▶ TASK PROMPT
Write out the complete material exactly as it stands.

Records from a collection

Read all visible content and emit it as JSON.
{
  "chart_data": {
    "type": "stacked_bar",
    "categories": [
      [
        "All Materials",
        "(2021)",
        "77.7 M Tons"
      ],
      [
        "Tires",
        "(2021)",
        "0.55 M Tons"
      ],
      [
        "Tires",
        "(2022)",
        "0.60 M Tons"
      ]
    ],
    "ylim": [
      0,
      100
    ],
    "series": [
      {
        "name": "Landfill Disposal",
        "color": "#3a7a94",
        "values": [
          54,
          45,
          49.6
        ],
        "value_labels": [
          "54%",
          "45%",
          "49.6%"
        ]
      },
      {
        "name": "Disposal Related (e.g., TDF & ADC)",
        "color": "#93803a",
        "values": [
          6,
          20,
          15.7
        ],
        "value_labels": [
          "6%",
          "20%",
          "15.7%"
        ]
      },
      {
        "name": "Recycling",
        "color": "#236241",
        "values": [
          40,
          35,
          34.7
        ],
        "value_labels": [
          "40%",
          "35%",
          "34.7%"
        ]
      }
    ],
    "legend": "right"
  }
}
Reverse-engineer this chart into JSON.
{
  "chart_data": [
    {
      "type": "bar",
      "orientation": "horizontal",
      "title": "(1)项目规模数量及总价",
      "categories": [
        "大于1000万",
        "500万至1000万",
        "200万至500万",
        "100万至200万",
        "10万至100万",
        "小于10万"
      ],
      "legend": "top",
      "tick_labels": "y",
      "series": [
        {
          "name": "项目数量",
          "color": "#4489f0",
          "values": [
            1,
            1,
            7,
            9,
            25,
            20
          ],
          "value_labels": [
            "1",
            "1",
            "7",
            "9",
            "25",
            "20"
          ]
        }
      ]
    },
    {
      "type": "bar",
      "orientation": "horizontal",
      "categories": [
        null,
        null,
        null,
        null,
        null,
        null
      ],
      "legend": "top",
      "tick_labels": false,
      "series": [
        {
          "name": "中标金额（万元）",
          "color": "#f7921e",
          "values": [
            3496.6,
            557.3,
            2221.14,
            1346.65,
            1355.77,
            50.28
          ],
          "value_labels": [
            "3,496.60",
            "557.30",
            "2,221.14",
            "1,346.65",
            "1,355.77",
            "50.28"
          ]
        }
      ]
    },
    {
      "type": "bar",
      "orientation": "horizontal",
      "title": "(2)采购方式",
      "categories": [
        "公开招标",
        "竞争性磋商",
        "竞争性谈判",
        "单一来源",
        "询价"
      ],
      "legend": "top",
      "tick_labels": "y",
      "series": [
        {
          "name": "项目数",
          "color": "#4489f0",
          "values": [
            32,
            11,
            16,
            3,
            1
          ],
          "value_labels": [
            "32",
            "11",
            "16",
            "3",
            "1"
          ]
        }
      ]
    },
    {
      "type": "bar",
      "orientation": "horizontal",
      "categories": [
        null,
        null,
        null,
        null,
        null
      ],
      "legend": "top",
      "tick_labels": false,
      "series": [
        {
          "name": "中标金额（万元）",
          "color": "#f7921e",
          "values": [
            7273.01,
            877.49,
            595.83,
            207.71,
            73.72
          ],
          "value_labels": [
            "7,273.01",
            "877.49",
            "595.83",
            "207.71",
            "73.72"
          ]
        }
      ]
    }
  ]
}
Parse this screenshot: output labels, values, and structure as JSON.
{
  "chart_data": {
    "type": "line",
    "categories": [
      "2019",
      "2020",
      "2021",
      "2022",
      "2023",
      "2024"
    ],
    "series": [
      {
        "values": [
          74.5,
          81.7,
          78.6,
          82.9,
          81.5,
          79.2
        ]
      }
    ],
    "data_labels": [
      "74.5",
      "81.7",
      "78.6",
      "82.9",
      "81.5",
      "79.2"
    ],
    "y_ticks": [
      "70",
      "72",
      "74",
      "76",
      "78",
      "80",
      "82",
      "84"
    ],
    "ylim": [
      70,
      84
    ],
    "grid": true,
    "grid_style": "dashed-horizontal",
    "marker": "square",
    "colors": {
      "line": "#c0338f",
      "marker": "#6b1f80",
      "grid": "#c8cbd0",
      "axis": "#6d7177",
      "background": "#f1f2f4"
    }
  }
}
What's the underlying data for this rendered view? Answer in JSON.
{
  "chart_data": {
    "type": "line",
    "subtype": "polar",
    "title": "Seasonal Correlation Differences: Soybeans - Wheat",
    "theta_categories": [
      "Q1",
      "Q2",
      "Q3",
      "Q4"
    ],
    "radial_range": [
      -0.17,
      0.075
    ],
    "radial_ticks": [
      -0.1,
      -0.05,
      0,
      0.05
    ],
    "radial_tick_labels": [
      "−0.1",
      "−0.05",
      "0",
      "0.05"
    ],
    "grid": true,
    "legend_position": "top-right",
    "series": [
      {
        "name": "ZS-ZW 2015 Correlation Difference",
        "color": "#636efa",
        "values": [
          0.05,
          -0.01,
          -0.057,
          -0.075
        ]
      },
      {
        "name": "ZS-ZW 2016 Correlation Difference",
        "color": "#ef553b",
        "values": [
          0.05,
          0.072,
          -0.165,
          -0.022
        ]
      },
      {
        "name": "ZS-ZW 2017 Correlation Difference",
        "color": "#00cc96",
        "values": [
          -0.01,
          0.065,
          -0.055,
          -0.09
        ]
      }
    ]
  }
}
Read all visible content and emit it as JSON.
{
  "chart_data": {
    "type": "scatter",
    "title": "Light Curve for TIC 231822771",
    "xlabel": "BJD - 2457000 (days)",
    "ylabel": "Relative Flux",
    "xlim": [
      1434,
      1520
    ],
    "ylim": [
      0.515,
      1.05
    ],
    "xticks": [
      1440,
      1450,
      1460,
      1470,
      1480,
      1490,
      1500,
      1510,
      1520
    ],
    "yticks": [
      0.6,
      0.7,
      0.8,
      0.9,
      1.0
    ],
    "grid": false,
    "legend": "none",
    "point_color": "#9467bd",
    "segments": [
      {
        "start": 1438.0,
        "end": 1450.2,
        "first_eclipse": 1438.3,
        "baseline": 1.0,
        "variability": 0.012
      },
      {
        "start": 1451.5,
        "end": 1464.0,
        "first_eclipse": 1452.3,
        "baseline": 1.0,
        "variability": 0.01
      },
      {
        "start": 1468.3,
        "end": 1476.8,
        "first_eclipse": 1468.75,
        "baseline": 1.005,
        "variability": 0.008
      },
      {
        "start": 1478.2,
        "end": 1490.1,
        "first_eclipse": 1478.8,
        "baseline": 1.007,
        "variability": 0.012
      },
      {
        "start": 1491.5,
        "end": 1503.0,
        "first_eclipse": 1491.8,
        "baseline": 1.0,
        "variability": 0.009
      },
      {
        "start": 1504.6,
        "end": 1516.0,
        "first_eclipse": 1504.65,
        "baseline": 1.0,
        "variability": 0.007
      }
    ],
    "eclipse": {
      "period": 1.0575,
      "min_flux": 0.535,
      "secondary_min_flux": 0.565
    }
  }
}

▶ FINISHED TASK
Read all visible content and emit it as JSON.
{
  "chart_data": {
    "type": "stacked_bar",
    "categories": [
      [
        "All Materials",
        "(2021)",
        "77.7 M Tons"
      ],
      [
        "Tires",
        "(2021)",
        "0.55 M Tons"
      ],
      [
        "Tires",
        "(2022)",
        "0.60 M Tons"
      ]
    ],
    "ylim": [
      0,
      100
    ],
    "series": [
      {
        "name": "Landfill Disposal",
        "color": "#3a7a94",
        "values": [
          54,
          45,
          49.6
        ],
        "value_labels": [
          "54%",
          "45%",
          "49.6%"
        ]
      },
      {
        "name": "Disposal Related (e.g., TDF & ADC)",
        "color": "#93803a",
        "values": [
          6,
          20,
          15.7
        ],
        "value_labels": [
          "6%",
          "20%",
          "15.7%"
        ]
      },
      {
        "name": "Recycling",
        "color": "#236241",
        "values": [
          40,
          35,
          34.7
        ],
        "value_labels": [
          "40%",
          "35%",
          "34.7%"
        ]
      }
    ],
    "legend": "right"
  }
}
Reverse-engineer this chart into JSON.
{
  "chart_data": [
    {
      "type": "bar",
      "orientation": "horizontal",
      "title": "(1)项目规模数量及总价",
      "categories": [
        "大于1000万",
        "500万至1000万",
        "200万至500万",
        "100万至200万",
        "10万至100万",
        "小于10万"
      ],
      "legend": "top",
      "tick_labels": "y",
      "series": [
        {
          "name": "项目数量",
          "color": "#4489f0",
          "values": [
            1,
            1,
            7,
            9,
            25,
            20
          ],
          "value_labels": [
            "1",
            "1",
            "7",
            "9",
            "25",
            "20"
          ]
        }
      ]
    },
    {
      "type": "bar",
      "orientation": "horizontal",
      "categories": [
        null,
        null,
        null,
        null,
        null,
        null
      ],
      "legend": "top",
      "tick_labels": false,
      "series": [
        {
          "name": "中标金额（万元）",
          "color": "#f7921e",
          "values": [
            3496.6,
            557.3,
            2221.14,
            1346.65,
            1355.77,
            50.28
          ],
          "value_labels": [
            "3,496.60",
            "557.30",
            "2,221.14",
            "1,346.65",
            "1,355.77",
            "50.28"
          ]
        }
      ]
    },
    {
      "type": "bar",
      "orientation": "horizontal",
      "title": "(2)采购方式",
      "categories": [
        "公开招标",
        "竞争性磋商",
        "竞争性谈判",
        "单一来源",
        "询价"
      ],
      "legend": "top",
      "tick_labels": "y",
      "series": [
        {
          "name": "项目数",
          "color": "#4489f0",
          "values": [
            32,
            11,
            16,
            3,
            1
          ],
          "value_labels": [
            "32",
            "11",
            "16",
            "3",
            "1"
          ]
        }
      ]
    },
    {
      "type": "bar",
      "orientation": "horizontal",
      "categories": [
        null,
        null,
        null,
        null,
        null
      ],
      "legend": "top",
      "tick_labels": false,
      "series": [
        {
          "name": "中标金额（万元）",
          "color": "#f7921e",
          "values": [
            7273.01,
            877.49,
            595.83,
            207.71,
            73.72
          ],
          "value_labels": [
            "7,273.01",
            "877.49",
            "595.83",
            "207.71",
            "73.72"
          ]
        }
      ]
    }
  ]
}
Parse this screenshot: output labels, values, and structure as JSON.
{
  "chart_data": {
    "type": "line",
    "categories": [
      "2019",
      "2020",
      "2021",
      "2022",
      "2023",
      "2024"
    ],
    "series": [
      {
        "values": [
          74.5,
          81.7,
          78.6,
          82.9,
          81.5,
          79.2
        ]
      }
    ],
    "data_labels": [
      "74.5",
      "81.7",
      "78.6",
      "82.9",
      "81.5",
      "79.2"
    ],
    "y_ticks": [
      "70",
      "72",
      "74",
      "76",
      "78",
      "80",
      "82",
      "84"
    ],
    "ylim": [
      70,
      84
    ],
    "grid": true,
    "grid_style": "dashed-horizontal",
    "marker": "square",
    "colors": {
      "line": "#c0338f",
      "marker": "#6b1f80",
      "grid": "#c8cbd0",
      "axis": "#6d7177",
      "background": "#f1f2f4"
    }
  }
}
What's the underlying data for this rendered view? Answer in JSON.
{
  "chart_data": {
    "type": "line",
    "subtype": "polar",
    "title": "Seasonal Correlation Differences: Soybeans - Wheat",
    "theta_categories": [
      "Q1",
      "Q2",
      "Q3",
      "Q4"
    ],
    "radial_range": [
      -0.17,
      0.075
    ],
    "radial_ticks": [
      -0.1,
      -0.05,
      0,
      0.05
    ],
    "radial_tick_labels": [
      "−0.1",
      "−0.05",
      "0",
      "0.05"
    ],
    "grid": true,
    "legend_position": "top-right",
    "series": [
      {
        "name": "ZS-ZW 2015 Correlation Difference",
        "color": "#636efa",
        "values": [
          0.05,
          -0.01,
          -0.057,
          -0.075
        ]
      },
      {
        "name": "ZS-ZW 2016 Correlation Difference",
        "color": "#ef553b",
        "values": [
          0.05,
          0.072,
          -0.165,
          -0.022
        ]
      },
      {
        "name": "ZS-ZW 2017 Correlation Difference",
        "color": "#00cc96",
        "values": [
          -0.01,
          0.065,
          -0.055,
          -0.09
        ]
      }
    ]
  }
}
Read all visible content and emit it as JSON.
{
  "chart_data": {
    "type": "scatter",
    "title": "Light Curve for TIC 231822771",
    "xlabel": "BJD - 2457000 (days)",
    "ylabel": "Relative Flux",
    "xlim": [
      1434,
      1520
    ],
    "ylim": [
      0.515,
      1.05
    ],
    "xticks": [
      1440,
      1450,
      1460,
      1470,
      1480,
      1490,
      1500,
      1510,
      1520
    ],
    "yticks": [
      0.6,
      0.7,
      0.8,
      0.9,
      1.0
    ],
    "grid": false,
    "legend": "none",
    "point_color": "#9467bd",
    "segments": [
      {
        "start": 1438.0,
        "end": 1450.2,
        "first_eclipse": 1438.3,
        "baseline": 1.0,
        "variability": 0.012
      },
      {
        "start": 1451.5,
        "end": 1464.0,
        "first_eclipse": 1452.3,
        "baseline": 1.0,
        "variability": 0.01
      },
      {
        "start": 1468.3,
        "end": 1476.8,
        "first_eclipse": 1468.75,
        "baseline": 1.005,
        "variability": 0.008
      },
      {
        "start": 1478.2,
        "end": 1490.1,
        "first_eclipse": 1478.8,
        "baseline": 1.007,
        "variability": 0.012
      },
      {
        "start": 1491.5,
        "end": 1503.0,
        "first_eclipse": 1491.8,
        "baseline": 1.0,
        "variability": 0.009
      },
      {
        "start": 1504.6,
        "end": 1516.0,
        "first_eclipse": 1504.65,
        "baseline": 1.0,
        "variability": 0.007
      }
    ],
    "eclipse": {
      "period": 1.0575,
      "min_flux": 0.535,
      "secondary_min_flux": 0.565
    }
  }
}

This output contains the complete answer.